— Begin STORED DATA —

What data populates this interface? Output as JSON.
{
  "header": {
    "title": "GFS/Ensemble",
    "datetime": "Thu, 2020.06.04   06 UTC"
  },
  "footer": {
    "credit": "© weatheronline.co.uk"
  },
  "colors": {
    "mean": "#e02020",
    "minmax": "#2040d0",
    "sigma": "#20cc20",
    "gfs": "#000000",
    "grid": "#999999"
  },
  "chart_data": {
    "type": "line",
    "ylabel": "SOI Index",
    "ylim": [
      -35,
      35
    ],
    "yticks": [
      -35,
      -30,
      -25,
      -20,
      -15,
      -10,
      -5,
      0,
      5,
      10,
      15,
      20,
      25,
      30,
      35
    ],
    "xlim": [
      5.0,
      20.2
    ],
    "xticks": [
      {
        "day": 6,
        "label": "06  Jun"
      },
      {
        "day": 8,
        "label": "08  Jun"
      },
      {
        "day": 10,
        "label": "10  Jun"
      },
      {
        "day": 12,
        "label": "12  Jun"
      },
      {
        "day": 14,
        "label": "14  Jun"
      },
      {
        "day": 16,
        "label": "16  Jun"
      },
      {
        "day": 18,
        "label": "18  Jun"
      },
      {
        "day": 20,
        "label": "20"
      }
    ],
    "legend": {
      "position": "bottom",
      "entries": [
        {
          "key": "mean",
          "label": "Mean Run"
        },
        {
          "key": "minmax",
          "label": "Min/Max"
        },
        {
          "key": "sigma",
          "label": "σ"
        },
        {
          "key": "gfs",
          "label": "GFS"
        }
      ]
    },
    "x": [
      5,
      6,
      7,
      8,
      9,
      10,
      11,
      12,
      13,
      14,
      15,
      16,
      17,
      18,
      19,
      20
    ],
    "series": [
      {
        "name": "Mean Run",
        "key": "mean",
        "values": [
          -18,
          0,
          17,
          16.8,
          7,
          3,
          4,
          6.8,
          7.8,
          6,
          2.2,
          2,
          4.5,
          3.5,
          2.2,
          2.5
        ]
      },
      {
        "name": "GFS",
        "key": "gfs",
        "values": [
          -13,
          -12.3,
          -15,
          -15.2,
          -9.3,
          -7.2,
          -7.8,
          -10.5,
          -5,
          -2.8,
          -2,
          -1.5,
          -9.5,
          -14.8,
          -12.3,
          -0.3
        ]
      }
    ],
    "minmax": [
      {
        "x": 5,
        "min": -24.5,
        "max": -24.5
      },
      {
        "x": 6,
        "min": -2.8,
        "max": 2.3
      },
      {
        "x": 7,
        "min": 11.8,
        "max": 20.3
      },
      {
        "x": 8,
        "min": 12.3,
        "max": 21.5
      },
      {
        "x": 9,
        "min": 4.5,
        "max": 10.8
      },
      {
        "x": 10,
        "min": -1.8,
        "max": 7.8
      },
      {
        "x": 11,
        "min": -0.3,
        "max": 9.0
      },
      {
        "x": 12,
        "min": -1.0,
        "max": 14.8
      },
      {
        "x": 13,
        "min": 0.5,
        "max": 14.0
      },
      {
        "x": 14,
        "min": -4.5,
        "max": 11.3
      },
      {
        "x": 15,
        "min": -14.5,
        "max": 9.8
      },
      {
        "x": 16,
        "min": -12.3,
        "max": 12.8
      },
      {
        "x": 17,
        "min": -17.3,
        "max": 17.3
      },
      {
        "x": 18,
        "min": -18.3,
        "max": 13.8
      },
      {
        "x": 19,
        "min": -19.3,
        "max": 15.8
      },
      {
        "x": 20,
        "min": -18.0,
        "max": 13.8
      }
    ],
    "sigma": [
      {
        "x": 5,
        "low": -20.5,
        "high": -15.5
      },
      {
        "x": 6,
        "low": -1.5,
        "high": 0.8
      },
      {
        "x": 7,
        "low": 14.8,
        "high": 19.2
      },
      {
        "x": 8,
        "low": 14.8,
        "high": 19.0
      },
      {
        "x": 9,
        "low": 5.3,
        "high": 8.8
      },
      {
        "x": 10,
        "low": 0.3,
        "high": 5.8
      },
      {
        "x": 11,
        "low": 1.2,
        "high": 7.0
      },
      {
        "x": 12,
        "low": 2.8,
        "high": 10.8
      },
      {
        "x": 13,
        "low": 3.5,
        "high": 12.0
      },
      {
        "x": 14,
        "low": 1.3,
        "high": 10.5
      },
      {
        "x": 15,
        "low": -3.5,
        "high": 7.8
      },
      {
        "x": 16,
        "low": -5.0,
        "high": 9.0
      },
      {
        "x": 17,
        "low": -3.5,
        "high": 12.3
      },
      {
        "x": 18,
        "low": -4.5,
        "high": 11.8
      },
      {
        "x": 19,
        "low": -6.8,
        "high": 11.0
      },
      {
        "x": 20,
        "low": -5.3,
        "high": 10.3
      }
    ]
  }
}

— End STORED DATA —

Print the listing above in its entirety, with every line exact.

What data populates this interface? Output as JSON.
{
  "header": {
    "title": "GFS/Ensemble",
    "datetime": "Thu, 2020.06.04   06 UTC"
  },
  "footer": {
    "credit": "© weatheronline.co.uk"
  },
  "colors": {
    "mean": "#e02020",
    "minmax": "#2040d0",
    "sigma": "#20cc20",
    "gfs": "#000000",
    "grid": "#999999"
  },
  "chart_data": {
    "type": "line",
    "ylabel": "SOI Index",
    "ylim": [
      -35,
      35
    ],
    "yticks": [
      -35,
      -30,
      -25,
      -20,
      -15,
      -10,
      -5,
      0,
      5,
      10,
      15,
      20,
      25,
      30,
      35
    ],
    "xlim": [
      5.0,
      20.2
    ],
    "xticks": [
      {
        "day": 6,
        "label": "06  Jun"
      },
      {
        "day": 8,
        "label": "08  Jun"
      },
      {
        "day": 10,
        "label": "10  Jun"
      },
      {
        "day": 12,
        "label": "12  Jun"
      },
      {
        "day": 14,
        "label": "14  Jun"
      },
      {
        "day": 16,
        "label": "16  Jun"
      },
      {
        "day": 18,
        "label": "18  Jun"
      },
      {
        "day": 20,
        "label": "20"
      }
    ],
    "legend": {
      "position": "bottom",
      "entries": [
        {
          "key": "mean",
          "label": "Mean Run"
        },
        {
          "key": "minmax",
          "label": "Min/Max"
        },
        {
          "key": "sigma",
          "label": "σ"
        },
        {
          "key": "gfs",
          "label": "GFS"
        }
      ]
    },
    "x": [
      5,
      6,
      7,
      8,
      9,
      10,
      11,
      12,
      13,
      14,
      15,
      16,
      17,
      18,
      19,
      20
    ],
    "series": [
      {
        "name": "Mean Run",
        "key": "mean",
        "values": [
          -18,
          0,
          17,
          16.8,
          7,
          3,
          4,
          6.8,
          7.8,
          6,
          2.2,
          2,
          4.5,
          3.5,
          2.2,
          2.5
        ]
      },
      {
        "name": "GFS",
        "key": "gfs",
        "values": [
          -13,
          -12.3,
          -15,
          -15.2,
          -9.3,
          -7.2,
          -7.8,
          -10.5,
          -5,
          -2.8,
          -2,
          -1.5,
          -9.5,
          -14.8,
          -12.3,
          -0.3
        ]
      }
    ],
    "minmax": [
      {
        "x": 5,
        "min": -24.5,
        "max": -24.5
      },
      {
        "x": 6,
        "min": -2.8,
        "max": 2.3
      },
      {
        "x": 7,
        "min": 11.8,
        "max": 20.3
      },
      {
        "x": 8,
        "min": 12.3,
        "max": 21.5
      },
      {
        "x": 9,
        "min": 4.5,
        "max": 10.8
      },
      {
        "x": 10,
        "min": -1.8,
        "max": 7.8
      },
      {
        "x": 11,
        "min": -0.3,
        "max": 9.0
      },
      {
        "x": 12,
        "min": -1.0,
        "max": 14.8
      },
      {
        "x": 13,
        "min": 0.5,
        "max": 14.0
      },
      {
        "x": 14,
        "min": -4.5,
        "max": 11.3
      },
      {
        "x": 15,
        "min": -14.5,
        "max": 9.8
      },
      {
        "x": 16,
        "min": -12.3,
        "max": 12.8
      },
      {
        "x": 17,
        "min": -17.3,
        "max": 17.3
      },
      {
        "x": 18,
        "min": -18.3,
        "max": 13.8
      },
      {
        "x": 19,
        "min": -19.3,
        "max": 15.8
      },
      {
        "x": 20,
        "min": -18.0,
        "max": 13.8
      }
    ],
    "sigma": [
      {
        "x": 5,
        "low": -20.5,
        "high": -15.5
      },
      {
        "x": 6,
        "low": -1.5,
        "high": 0.8
      },
      {
        "x": 7,
        "low": 14.8,
        "high": 19.2
      },
      {
        "x": 8,
        "low": 14.8,
        "high": 19.0
      },
      {
        "x": 9,
        "low": 5.3,
        "high": 8.8
      },
      {
        "x": 10,
        "low": 0.3,
        "high": 5.8
      },
      {
        "x": 11,
        "low": 1.2,
        "high": 7.0
      },
      {
        "x": 12,
        "low": 2.8,
        "high": 10.8
      },
      {
        "x": 13,
        "low": 3.5,
        "high": 12.0
      },
      {
        "x": 14,
        "low": 1.3,
        "high": 10.5
      },
      {
        "x": 15,
        "low": -3.5,
        "high": 7.8
      },
      {
        "x": 16,
        "low": -5.0,
        "high": 9.0
      },
      {
        "x": 17,
        "low": -3.5,
        "high": 12.3
      },
      {
        "x": 18,
        "low": -4.5,
        "high": 11.8
      },
      {
        "x": 19,
        "low": -6.8,
        "high": 11.0
      },
      {
        "x": 20,
        "low": -5.3,
        "high": 10.3
      }
    ]
  }
}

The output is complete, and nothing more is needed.